» What you have to do:
Return the listing word for word, as given.
-----
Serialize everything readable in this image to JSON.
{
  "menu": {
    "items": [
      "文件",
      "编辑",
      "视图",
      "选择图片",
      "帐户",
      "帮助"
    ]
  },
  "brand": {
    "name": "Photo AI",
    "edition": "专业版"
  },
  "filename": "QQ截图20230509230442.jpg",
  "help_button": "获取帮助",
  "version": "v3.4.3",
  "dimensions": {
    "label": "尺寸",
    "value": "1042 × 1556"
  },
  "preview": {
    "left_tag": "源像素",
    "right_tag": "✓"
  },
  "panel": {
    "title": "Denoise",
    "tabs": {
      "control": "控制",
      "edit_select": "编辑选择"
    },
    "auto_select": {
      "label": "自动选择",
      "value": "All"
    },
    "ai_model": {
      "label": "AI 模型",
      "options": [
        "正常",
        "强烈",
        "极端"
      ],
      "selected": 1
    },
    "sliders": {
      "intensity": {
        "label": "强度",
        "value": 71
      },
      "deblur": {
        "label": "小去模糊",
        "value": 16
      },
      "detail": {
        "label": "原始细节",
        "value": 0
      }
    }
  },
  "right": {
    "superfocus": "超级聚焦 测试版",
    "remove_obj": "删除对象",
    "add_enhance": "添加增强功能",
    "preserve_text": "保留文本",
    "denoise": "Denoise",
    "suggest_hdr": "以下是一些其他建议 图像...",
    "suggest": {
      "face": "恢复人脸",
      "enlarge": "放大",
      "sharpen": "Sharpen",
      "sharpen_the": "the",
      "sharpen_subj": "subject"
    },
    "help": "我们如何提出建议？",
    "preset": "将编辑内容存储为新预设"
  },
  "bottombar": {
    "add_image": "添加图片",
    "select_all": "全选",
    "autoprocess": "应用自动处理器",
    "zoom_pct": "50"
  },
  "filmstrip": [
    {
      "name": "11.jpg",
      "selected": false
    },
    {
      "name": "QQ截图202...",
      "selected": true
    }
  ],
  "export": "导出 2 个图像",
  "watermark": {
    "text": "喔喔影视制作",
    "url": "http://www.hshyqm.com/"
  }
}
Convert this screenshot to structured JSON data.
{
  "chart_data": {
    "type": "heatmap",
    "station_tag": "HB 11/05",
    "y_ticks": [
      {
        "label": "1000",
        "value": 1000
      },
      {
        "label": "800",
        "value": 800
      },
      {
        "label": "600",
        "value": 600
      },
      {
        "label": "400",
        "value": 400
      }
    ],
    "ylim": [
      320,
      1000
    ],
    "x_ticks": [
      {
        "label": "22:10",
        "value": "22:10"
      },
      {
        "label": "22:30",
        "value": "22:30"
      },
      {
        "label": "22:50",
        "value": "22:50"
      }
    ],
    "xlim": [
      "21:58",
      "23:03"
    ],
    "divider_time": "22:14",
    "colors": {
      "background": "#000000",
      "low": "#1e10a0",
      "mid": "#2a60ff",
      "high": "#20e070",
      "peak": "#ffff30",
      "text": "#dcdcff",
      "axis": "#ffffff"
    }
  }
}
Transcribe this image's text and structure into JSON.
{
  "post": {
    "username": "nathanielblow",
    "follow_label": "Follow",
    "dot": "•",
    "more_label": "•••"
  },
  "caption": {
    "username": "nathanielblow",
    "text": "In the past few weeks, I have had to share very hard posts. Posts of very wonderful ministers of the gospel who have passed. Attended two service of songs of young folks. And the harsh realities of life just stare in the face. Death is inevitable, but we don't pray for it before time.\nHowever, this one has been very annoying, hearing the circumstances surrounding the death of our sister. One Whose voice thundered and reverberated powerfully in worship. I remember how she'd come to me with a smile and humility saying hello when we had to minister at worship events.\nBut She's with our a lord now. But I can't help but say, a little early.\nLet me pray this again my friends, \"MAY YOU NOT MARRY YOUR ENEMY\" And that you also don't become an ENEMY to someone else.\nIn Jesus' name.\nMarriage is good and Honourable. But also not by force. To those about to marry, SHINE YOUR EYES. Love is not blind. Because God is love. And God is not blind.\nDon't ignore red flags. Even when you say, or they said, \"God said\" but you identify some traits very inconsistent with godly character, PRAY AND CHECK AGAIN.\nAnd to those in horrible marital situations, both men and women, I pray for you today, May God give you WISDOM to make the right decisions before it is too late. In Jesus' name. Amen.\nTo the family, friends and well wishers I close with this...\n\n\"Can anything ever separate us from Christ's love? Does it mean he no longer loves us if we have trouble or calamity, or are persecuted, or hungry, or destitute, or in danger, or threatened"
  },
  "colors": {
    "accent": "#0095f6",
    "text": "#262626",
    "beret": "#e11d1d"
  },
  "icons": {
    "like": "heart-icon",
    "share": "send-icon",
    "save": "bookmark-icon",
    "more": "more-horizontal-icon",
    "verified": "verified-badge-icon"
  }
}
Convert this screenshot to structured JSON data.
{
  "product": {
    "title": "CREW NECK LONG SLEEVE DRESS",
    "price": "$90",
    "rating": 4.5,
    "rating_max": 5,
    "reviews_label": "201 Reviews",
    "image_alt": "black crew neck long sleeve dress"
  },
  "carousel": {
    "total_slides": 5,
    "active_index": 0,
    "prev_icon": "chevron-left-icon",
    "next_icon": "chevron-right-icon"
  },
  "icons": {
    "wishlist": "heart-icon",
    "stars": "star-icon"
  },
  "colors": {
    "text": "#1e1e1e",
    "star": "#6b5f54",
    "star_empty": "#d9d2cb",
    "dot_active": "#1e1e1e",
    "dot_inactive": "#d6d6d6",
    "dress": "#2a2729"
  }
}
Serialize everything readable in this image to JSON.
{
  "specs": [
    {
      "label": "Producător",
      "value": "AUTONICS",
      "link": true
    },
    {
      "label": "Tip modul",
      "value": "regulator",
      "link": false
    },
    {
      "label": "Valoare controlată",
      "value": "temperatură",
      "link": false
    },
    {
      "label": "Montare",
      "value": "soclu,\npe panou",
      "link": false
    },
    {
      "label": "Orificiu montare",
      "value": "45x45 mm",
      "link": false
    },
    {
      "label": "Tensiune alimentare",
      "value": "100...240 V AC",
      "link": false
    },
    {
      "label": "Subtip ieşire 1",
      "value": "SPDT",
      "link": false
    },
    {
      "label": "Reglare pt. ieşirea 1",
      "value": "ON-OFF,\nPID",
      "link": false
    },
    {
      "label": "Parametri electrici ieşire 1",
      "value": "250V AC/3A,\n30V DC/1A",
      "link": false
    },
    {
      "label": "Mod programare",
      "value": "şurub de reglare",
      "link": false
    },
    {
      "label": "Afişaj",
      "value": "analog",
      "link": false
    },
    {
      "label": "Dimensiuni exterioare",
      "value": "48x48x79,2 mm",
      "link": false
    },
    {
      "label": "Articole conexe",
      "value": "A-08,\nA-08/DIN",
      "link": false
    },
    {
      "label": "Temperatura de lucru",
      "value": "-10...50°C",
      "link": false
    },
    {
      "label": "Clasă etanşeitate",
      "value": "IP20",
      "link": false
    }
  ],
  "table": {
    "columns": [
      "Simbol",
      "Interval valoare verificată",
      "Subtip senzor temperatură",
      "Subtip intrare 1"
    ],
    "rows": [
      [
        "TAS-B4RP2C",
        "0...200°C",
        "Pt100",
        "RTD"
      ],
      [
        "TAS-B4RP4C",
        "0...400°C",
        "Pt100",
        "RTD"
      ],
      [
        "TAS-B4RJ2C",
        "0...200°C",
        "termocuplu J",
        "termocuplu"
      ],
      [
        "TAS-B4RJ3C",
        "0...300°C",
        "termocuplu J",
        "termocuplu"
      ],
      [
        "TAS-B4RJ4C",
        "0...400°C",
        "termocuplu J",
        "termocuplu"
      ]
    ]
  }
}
-----
» Correct output:
Serialize everything readable in this image to JSON.
{
  "menu": {
    "items": [
      "文件",
      "编辑",
      "视图",
      "选择图片",
      "帐户",
      "帮助"
    ]
  },
  "brand": {
    "name": "Photo AI",
    "edition": "专业版"
  },
  "filename": "QQ截图20230509230442.jpg",
  "help_button": "获取帮助",
  "version": "v3.4.3",
  "dimensions": {
    "label": "尺寸",
    "value": "1042 × 1556"
  },
  "preview": {
    "left_tag": "源像素",
    "right_tag": "✓"
  },
  "panel": {
    "title": "Denoise",
    "tabs": {
      "control": "控制",
      "edit_select": "编辑选择"
    },
    "auto_select": {
      "label": "自动选择",
      "value": "All"
    },
    "ai_model": {
      "label": "AI 模型",
      "options": [
        "正常",
        "强烈",
        "极端"
      ],
      "selected": 1
    },
    "sliders": {
      "intensity": {
        "label": "强度",
        "value": 71
      },
      "deblur": {
        "label": "小去模糊",
        "value": 16
      },
      "detail": {
        "label": "原始细节",
        "value": 0
      }
    }
  },
  "right": {
    "superfocus": "超级聚焦 测试版",
    "remove_obj": "删除对象",
    "add_enhance": "添加增强功能",
    "preserve_text": "保留文本",
    "denoise": "Denoise",
    "suggest_hdr": "以下是一些其他建议 图像...",
    "suggest": {
      "face": "恢复人脸",
      "enlarge": "放大",
      "sharpen": "Sharpen",
      "sharpen_the": "the",
      "sharpen_subj": "subject"
    },
    "help": "我们如何提出建议？",
    "preset": "将编辑内容存储为新预设"
  },
  "bottombar": {
    "add_image": "添加图片",
    "select_all": "全选",
    "autoprocess": "应用自动处理器",
    "zoom_pct": "50"
  },
  "filmstrip": [
    {
      "name": "11.jpg",
      "selected": false
    },
    {
      "name": "QQ截图202...",
      "selected": true
    }
  ],
  "export": "导出 2 个图像",
  "watermark": {
    "text": "喔喔影视制作",
    "url": "http://www.hshyqm.com/"
  }
}
Convert this screenshot to structured JSON data.
{
  "chart_data": {
    "type": "heatmap",
    "station_tag": "HB 11/05",
    "y_ticks": [
      {
        "label": "1000",
        "value": 1000
      },
      {
        "label": "800",
        "value": 800
      },
      {
        "label": "600",
        "value": 600
      },
      {
        "label": "400",
        "value": 400
      }
    ],
    "ylim": [
      320,
      1000
    ],
    "x_ticks": [
      {
        "label": "22:10",
        "value": "22:10"
      },
      {
        "label": "22:30",
        "value": "22:30"
      },
      {
        "label": "22:50",
        "value": "22:50"
      }
    ],
    "xlim": [
      "21:58",
      "23:03"
    ],
    "divider_time": "22:14",
    "colors": {
      "background": "#000000",
      "low": "#1e10a0",
      "mid": "#2a60ff",
      "high": "#20e070",
      "peak": "#ffff30",
      "text": "#dcdcff",
      "axis": "#ffffff"
    }
  }
}
Transcribe this image's text and structure into JSON.
{
  "post": {
    "username": "nathanielblow",
    "follow_label": "Follow",
    "dot": "•",
    "more_label": "•••"
  },
  "caption": {
    "username": "nathanielblow",
    "text": "In the past few weeks, I have had to share very hard posts. Posts of very wonderful ministers of the gospel who have passed. Attended two service of songs of young folks. And the harsh realities of life just stare in the face. Death is inevitable, but we don't pray for it before time.\nHowever, this one has been very annoying, hearing the circumstances surrounding the death of our sister. One Whose voice thundered and reverberated powerfully in worship. I remember how she'd come to me with a smile and humility saying hello when we had to minister at worship events.\nBut She's with our a lord now. But I can't help but say, a little early.\nLet me pray this again my friends, \"MAY YOU NOT MARRY YOUR ENEMY\" And that you also don't become an ENEMY to someone else.\nIn Jesus' name.\nMarriage is good and Honourable. But also not by force. To those about to marry, SHINE YOUR EYES. Love is not blind. Because God is love. And God is not blind.\nDon't ignore red flags. Even when you say, or they said, \"God said\" but you identify some traits very inconsistent with godly character, PRAY AND CHECK AGAIN.\nAnd to those in horrible marital situations, both men and women, I pray for you today, May God give you WISDOM to make the right decisions before it is too late. In Jesus' name. Amen.\nTo the family, friends and well wishers I close with this...\n\n\"Can anything ever separate us from Christ's love? Does it mean he no longer loves us if we have trouble or calamity, or are persecuted, or hungry, or destitute, or in danger, or threatened"
  },
  "colors": {
    "accent": "#0095f6",
    "text": "#262626",
    "beret": "#e11d1d"
  },
  "icons": {
    "like": "heart-icon",
    "share": "send-icon",
    "save": "bookmark-icon",
    "more": "more-horizontal-icon",
    "verified": "verified-badge-icon"
  }
}
Convert this screenshot to structured JSON data.
{
  "product": {
    "title": "CREW NECK LONG SLEEVE DRESS",
    "price": "$90",
    "rating": 4.5,
    "rating_max": 5,
    "reviews_label": "201 Reviews",
    "image_alt": "black crew neck long sleeve dress"
  },
  "carousel": {
    "total_slides": 5,
    "active_index": 0,
    "prev_icon": "chevron-left-icon",
    "next_icon": "chevron-right-icon"
  },
  "icons": {
    "wishlist": "heart-icon",
    "stars": "star-icon"
  },
  "colors": {
    "text": "#1e1e1e",
    "star": "#6b5f54",
    "star_empty": "#d9d2cb",
    "dot_active": "#1e1e1e",
    "dot_inactive": "#d6d6d6",
    "dress": "#2a2729"
  }
}
Serialize everything readable in this image to JSON.
{
  "specs": [
    {
      "label": "Producător",
      "value": "AUTONICS",
      "link": true
    },
    {
      "label": "Tip modul",
      "value": "regulator",
      "link": false
    },
    {
      "label": "Valoare controlată",
      "value": "temperatură",
      "link": false
    },
    {
      "label": "Montare",
      "value": "soclu,\npe panou",
      "link": false
    },
    {
      "label": "Orificiu montare",
      "value": "45x45 mm",
      "link": false
    },
    {
      "label": "Tensiune alimentare",
      "value": "100...240 V AC",
      "link": false
    },
    {
      "label": "Subtip ieşire 1",
      "value": "SPDT",
      "link": false
    },
    {
      "label": "Reglare pt. ieşirea 1",
      "value": "ON-OFF,\nPID",
      "link": false
    },
    {
      "label": "Parametri electrici ieşire 1",
      "value": "250V AC/3A,\n30V DC/1A",
      "link": false
    },
    {
      "label": "Mod programare",
      "value": "şurub de reglare",
      "link": false
    },
    {
      "label": "Afişaj",
      "value": "analog",
      "link": false
    },
    {
      "label": "Dimensiuni exterioare",
      "value": "48x48x79,2 mm",
      "link": false
    },
    {
      "label": "Articole conexe",
      "value": "A-08,\nA-08/DIN",
      "link": false
    },
    {
      "label": "Temperatura de lucru",
      "value": "-10...50°C",
      "link": false
    },
    {
      "label": "Clasă etanşeitate",
      "value": "IP20",
      "link": false
    }
  ],
  "table": {
    "columns": [
      "Simbol",
      "Interval valoare verificată",
      "Subtip senzor temperatură",
      "Subtip intrare 1"
    ],
    "rows": [
      [
        "TAS-B4RP2C",
        "0...200°C",
        "Pt100",
        "RTD"
      ],
      [
        "TAS-B4RP4C",
        "0...400°C",
        "Pt100",
        "RTD"
      ],
      [
        "TAS-B4RJ2C",
        "0...200°C",
        "termocuplu J",
        "termocuplu"
      ],
      [
        "TAS-B4RJ3C",
        "0...300°C",
        "termocuplu J",
        "termocuplu"
      ],
      [
        "TAS-B4RJ4C",
        "0...400°C",
        "termocuplu J",
        "termocuplu"
      ]
    ]
  }
}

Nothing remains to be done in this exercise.